--- What to work on ---
From the listing below, pick out each line with the word "брата".

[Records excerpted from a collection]
+ + + +
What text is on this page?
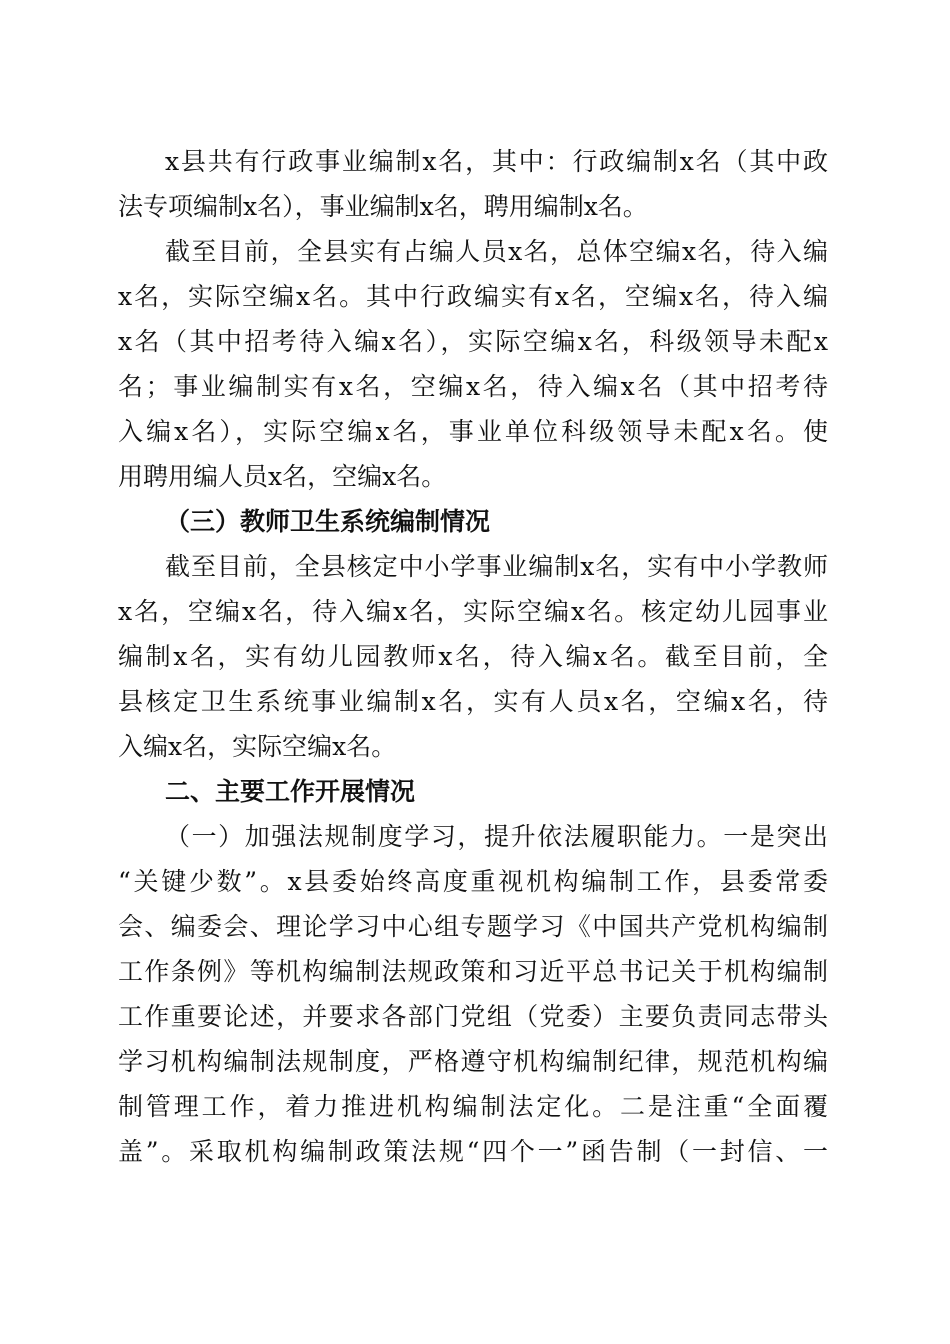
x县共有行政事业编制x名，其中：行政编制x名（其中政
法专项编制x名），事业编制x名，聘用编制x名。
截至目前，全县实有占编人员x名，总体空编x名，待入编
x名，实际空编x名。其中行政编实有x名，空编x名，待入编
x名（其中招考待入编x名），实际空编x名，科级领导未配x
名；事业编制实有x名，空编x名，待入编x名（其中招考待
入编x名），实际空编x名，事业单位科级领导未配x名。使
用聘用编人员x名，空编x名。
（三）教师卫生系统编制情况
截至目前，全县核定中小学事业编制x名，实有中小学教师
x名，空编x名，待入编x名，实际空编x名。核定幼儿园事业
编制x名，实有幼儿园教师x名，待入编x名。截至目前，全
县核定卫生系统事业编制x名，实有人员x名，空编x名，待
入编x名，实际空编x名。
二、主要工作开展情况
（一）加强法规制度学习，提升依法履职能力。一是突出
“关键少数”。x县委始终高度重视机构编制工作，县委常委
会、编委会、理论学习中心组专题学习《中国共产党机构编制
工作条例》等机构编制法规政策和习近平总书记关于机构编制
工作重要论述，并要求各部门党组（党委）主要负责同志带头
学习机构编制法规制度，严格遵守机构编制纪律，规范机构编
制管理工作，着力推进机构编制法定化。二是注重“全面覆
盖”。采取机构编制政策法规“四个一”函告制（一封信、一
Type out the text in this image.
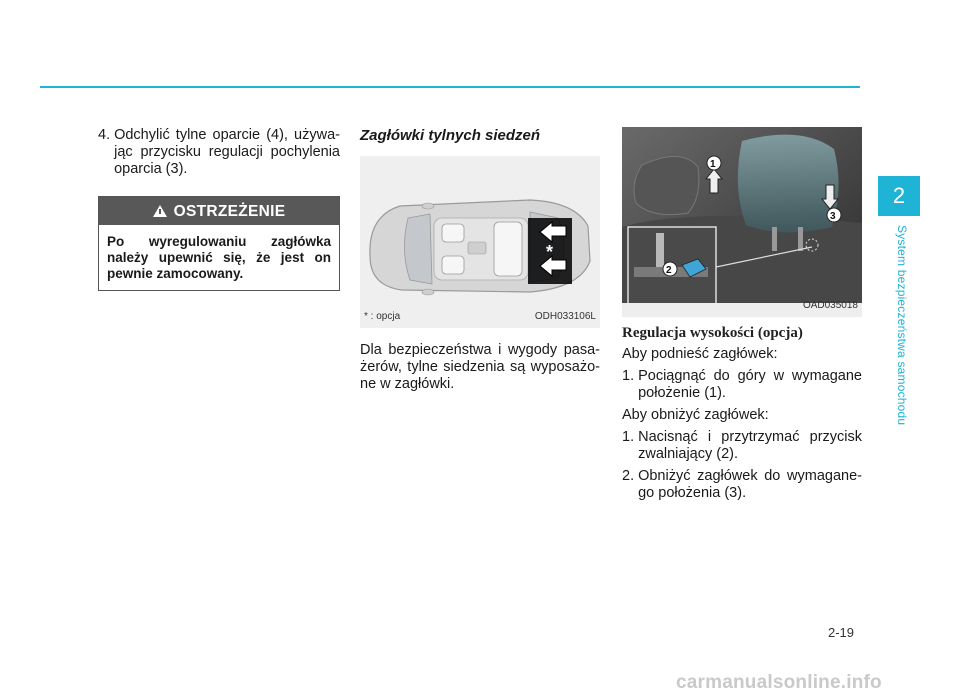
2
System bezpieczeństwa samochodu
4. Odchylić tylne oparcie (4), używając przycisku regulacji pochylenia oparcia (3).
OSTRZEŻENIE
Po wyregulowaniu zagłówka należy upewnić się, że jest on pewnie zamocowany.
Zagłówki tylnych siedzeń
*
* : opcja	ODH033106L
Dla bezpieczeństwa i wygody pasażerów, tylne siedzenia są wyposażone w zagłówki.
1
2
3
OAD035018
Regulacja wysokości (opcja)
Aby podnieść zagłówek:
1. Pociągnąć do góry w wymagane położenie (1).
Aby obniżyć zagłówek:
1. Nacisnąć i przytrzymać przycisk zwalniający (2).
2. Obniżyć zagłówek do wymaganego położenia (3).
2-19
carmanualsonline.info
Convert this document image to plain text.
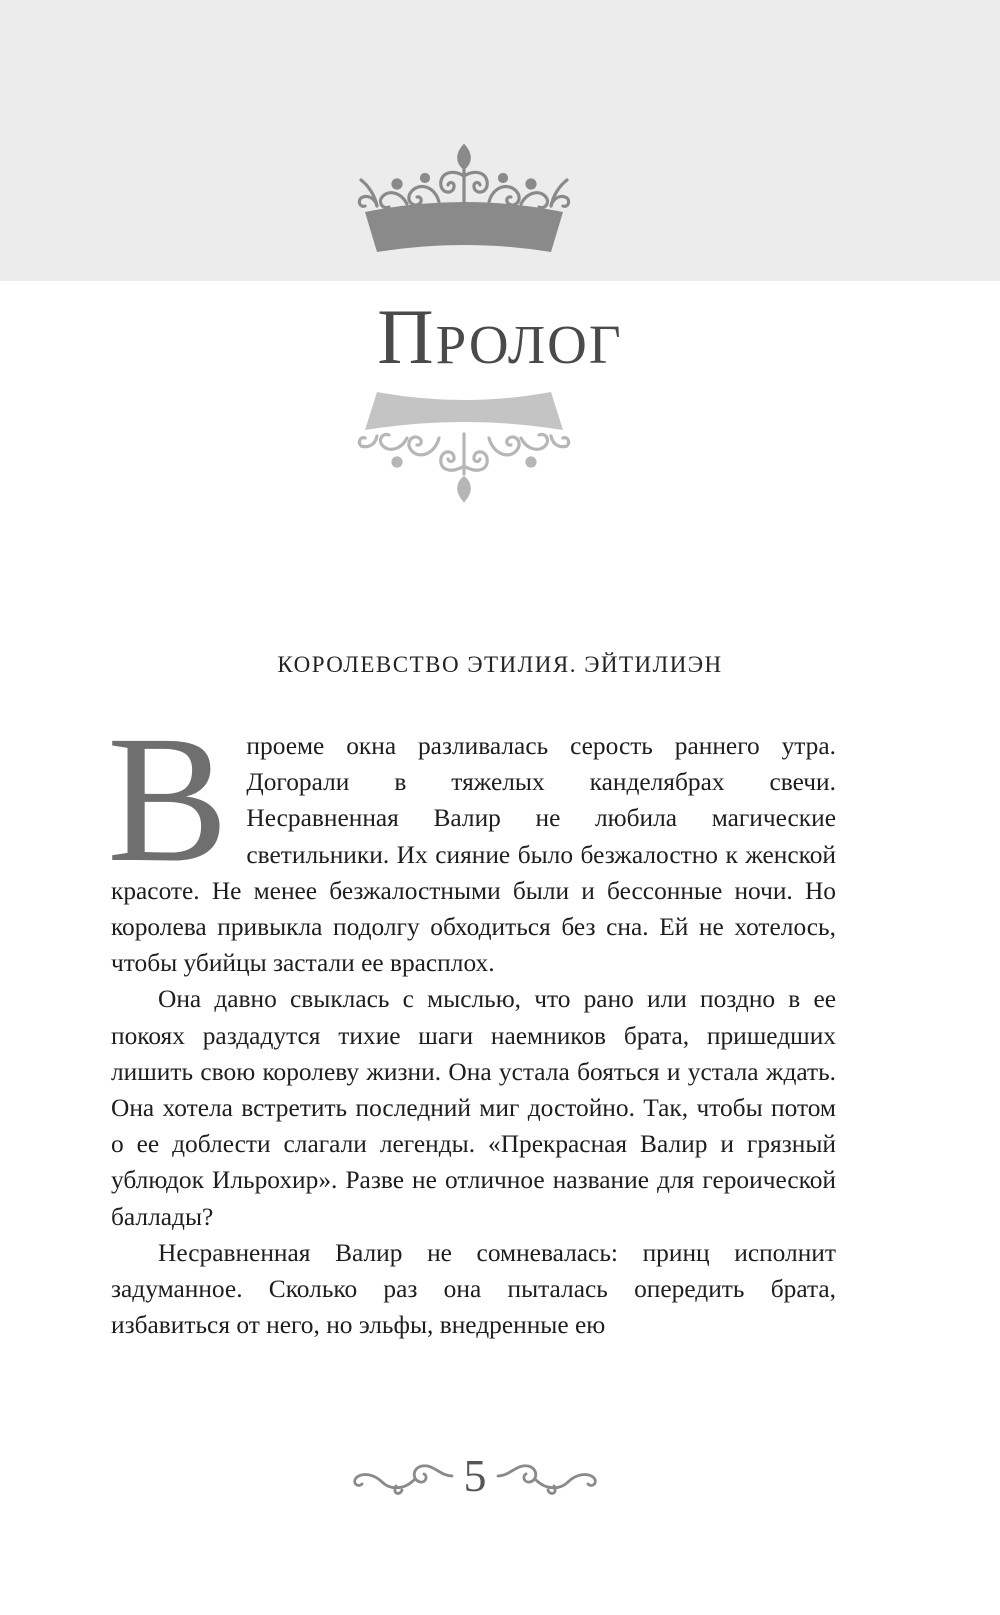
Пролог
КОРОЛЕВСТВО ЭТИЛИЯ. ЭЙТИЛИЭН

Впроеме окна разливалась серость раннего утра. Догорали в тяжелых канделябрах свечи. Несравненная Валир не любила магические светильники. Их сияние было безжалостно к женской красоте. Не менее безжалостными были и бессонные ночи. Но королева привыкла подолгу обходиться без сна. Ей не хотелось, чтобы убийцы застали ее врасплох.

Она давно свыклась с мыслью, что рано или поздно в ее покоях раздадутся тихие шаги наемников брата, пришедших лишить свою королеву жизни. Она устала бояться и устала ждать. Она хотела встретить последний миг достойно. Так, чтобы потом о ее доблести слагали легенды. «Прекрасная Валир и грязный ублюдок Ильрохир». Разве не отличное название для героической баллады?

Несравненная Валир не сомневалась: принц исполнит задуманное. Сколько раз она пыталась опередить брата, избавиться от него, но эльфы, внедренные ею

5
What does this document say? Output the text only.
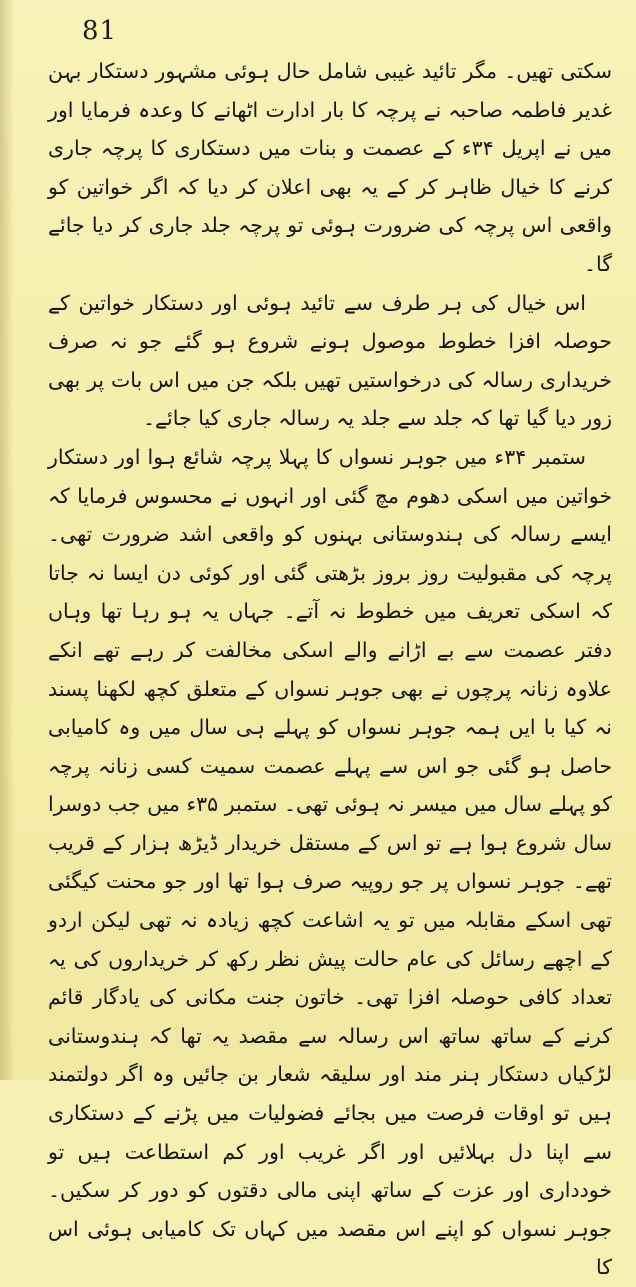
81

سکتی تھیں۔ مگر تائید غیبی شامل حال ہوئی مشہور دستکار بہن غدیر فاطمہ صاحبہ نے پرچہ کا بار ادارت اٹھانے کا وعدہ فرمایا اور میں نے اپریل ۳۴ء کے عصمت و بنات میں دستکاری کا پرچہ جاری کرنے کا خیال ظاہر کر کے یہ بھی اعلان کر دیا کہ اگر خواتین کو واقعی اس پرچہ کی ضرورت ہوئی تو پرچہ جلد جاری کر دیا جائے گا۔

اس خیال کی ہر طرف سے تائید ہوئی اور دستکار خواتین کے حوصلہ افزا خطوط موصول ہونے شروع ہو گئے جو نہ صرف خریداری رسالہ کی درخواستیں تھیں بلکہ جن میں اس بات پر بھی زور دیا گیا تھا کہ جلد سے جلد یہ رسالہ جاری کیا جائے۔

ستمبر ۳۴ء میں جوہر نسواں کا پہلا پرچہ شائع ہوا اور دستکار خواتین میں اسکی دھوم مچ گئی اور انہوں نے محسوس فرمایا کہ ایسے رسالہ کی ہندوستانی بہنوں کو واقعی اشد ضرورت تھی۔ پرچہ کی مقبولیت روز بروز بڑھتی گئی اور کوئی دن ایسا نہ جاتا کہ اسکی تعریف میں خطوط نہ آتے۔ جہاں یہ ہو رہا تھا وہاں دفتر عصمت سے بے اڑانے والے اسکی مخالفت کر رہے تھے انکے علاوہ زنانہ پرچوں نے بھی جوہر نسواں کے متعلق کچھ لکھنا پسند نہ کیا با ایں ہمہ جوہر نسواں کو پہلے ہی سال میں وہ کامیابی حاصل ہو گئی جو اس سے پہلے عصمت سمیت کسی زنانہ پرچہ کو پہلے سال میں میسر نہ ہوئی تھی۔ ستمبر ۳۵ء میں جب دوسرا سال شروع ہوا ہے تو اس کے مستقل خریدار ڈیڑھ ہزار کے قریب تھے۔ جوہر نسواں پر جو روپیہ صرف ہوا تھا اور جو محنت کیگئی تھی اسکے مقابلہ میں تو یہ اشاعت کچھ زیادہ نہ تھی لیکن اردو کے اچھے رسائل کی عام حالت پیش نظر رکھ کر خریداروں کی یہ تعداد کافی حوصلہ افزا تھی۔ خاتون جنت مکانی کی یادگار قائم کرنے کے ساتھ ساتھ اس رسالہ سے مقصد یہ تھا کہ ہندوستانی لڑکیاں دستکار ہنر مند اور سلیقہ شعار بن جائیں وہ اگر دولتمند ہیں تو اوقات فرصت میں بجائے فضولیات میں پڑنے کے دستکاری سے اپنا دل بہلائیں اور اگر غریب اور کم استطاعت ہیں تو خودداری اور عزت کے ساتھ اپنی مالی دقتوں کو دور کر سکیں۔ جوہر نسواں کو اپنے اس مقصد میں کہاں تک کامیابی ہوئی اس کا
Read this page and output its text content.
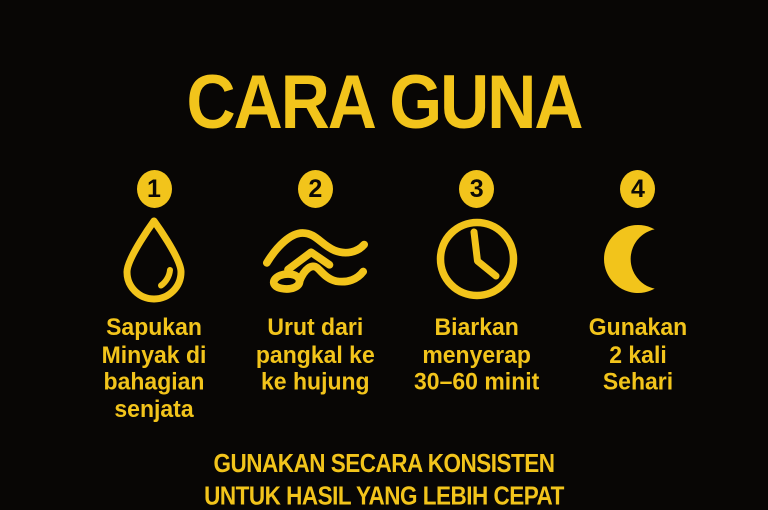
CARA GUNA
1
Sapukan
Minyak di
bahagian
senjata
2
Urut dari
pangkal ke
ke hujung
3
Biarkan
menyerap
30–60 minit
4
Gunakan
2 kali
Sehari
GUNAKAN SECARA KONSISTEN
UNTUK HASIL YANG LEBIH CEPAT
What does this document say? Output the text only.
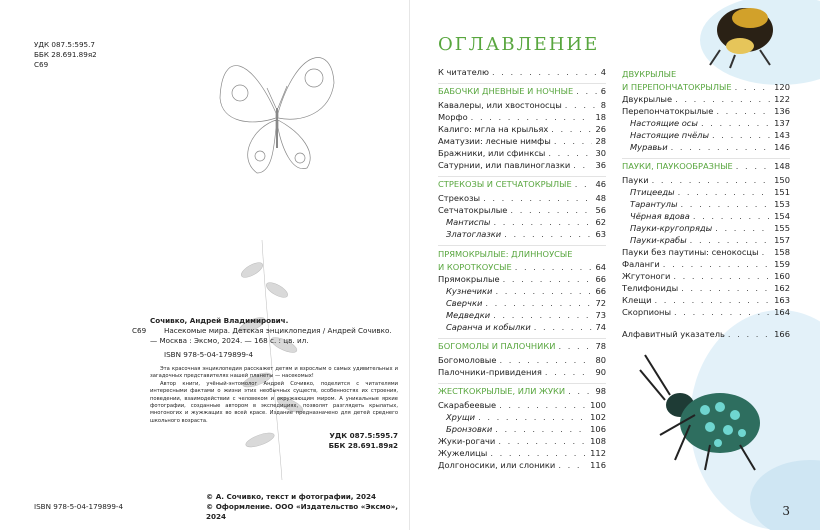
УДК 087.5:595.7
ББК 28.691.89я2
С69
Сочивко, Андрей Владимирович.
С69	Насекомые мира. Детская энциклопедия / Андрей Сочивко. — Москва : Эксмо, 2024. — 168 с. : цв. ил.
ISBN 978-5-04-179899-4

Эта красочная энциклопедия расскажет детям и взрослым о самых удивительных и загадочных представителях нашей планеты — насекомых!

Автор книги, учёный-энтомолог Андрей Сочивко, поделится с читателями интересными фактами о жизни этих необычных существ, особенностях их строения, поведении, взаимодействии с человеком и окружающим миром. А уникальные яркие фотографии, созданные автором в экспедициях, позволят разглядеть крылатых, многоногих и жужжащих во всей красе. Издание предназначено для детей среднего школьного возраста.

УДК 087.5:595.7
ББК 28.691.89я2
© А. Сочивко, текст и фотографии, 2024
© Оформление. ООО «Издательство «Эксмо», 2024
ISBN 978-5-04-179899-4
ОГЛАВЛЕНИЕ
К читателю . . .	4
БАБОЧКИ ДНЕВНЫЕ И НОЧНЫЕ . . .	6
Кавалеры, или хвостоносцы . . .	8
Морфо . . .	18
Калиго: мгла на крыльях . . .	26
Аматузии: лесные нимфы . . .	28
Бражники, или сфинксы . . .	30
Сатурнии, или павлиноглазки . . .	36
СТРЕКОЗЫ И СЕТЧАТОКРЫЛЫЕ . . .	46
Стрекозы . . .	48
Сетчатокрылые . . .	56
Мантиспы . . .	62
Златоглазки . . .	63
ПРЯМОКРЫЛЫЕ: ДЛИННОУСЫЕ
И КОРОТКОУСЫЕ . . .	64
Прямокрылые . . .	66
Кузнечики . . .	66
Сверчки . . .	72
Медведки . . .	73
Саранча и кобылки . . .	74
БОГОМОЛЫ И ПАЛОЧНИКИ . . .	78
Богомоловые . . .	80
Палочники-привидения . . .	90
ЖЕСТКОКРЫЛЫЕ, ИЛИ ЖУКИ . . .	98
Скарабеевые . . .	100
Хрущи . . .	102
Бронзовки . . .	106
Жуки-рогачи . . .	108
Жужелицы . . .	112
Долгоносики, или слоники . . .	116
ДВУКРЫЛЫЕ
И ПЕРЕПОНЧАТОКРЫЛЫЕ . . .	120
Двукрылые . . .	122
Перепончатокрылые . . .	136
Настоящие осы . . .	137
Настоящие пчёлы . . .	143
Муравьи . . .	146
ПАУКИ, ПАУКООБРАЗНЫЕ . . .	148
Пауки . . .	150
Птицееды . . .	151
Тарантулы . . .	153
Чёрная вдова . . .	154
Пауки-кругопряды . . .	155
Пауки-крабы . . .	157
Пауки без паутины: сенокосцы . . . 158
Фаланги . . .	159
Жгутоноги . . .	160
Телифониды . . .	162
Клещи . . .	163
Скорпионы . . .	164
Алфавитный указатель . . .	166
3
+ + + +
--- Correct response ---
Она давно свыклась с мыслью, что рано или поздно в ее покоях раздадутся тихие шаги наемников брата, пришедших лишить свою королеву жизни. Она устала бояться и устала ждать. Она хотела встретить последний миг достойно. Так, чтобы потом о ее доблести слагали легенды. «Прекрасная Валир и грязный ублюдок Ильрохир». Разве не отличное название для героической баллады?
Несравненная Валир не сомневалась: принц исполнит задуманное. Сколько раз она пыталась опередить брата, избавиться от него, но эльфы, внедренные ею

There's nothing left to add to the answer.